**Challenge:**
Look through the material below, count the lines containing the word "минералы", and state only the count.

Extracted data entries:
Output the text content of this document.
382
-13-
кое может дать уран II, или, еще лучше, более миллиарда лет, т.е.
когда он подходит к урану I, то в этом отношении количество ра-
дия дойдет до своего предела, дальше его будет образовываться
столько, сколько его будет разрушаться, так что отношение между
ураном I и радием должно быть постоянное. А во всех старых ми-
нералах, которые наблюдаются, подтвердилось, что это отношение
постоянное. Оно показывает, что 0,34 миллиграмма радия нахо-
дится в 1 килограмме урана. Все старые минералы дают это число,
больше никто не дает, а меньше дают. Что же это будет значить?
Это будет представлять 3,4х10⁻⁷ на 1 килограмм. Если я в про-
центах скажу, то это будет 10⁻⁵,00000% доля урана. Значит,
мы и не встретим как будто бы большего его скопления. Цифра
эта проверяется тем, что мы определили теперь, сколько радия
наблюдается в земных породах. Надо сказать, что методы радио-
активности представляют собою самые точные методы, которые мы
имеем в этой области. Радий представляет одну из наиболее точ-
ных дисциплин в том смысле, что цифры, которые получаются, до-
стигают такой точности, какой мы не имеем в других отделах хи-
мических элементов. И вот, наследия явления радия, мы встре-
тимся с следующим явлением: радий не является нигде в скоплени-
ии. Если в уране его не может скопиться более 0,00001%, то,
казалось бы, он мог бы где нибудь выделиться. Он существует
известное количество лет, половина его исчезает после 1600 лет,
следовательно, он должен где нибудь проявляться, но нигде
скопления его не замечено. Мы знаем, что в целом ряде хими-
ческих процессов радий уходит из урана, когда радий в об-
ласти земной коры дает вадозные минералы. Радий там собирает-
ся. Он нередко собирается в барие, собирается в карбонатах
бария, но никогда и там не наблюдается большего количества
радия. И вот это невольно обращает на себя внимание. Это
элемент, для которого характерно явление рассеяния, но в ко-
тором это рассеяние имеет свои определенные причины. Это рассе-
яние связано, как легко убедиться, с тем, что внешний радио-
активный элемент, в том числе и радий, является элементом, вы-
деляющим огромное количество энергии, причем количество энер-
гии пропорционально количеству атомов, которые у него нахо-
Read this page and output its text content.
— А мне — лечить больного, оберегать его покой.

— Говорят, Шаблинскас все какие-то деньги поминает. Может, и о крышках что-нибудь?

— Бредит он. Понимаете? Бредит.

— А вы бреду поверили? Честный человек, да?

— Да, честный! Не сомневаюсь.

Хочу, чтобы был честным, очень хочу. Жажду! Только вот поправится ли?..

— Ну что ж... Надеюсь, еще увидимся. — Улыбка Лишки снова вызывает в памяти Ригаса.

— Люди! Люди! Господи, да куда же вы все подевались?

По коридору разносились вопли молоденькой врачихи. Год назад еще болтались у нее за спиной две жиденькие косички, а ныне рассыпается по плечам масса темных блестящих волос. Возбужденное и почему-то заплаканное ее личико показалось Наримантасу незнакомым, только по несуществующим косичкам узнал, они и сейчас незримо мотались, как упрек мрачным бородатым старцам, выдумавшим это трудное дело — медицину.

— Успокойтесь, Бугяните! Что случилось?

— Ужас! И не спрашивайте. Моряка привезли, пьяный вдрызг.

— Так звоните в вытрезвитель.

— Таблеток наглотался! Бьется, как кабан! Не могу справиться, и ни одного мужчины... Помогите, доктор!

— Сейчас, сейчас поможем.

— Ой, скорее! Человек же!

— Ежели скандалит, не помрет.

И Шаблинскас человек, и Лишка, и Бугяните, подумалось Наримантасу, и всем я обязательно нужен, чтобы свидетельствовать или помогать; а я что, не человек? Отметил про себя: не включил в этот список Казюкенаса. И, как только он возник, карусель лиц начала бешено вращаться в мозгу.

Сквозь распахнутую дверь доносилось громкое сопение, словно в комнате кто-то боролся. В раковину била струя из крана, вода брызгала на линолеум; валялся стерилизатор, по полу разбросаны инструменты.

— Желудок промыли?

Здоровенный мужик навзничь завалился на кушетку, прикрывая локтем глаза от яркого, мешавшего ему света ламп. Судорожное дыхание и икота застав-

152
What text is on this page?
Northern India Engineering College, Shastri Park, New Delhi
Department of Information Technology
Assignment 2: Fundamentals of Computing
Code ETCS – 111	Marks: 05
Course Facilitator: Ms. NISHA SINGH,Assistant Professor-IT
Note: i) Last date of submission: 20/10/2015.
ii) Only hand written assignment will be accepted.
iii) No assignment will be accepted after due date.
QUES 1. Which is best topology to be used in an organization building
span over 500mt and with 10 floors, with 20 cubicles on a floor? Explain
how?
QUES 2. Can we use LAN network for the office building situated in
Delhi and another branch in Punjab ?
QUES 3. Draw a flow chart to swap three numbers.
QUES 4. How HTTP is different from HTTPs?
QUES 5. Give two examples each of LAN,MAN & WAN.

**Solution to the problem:**
2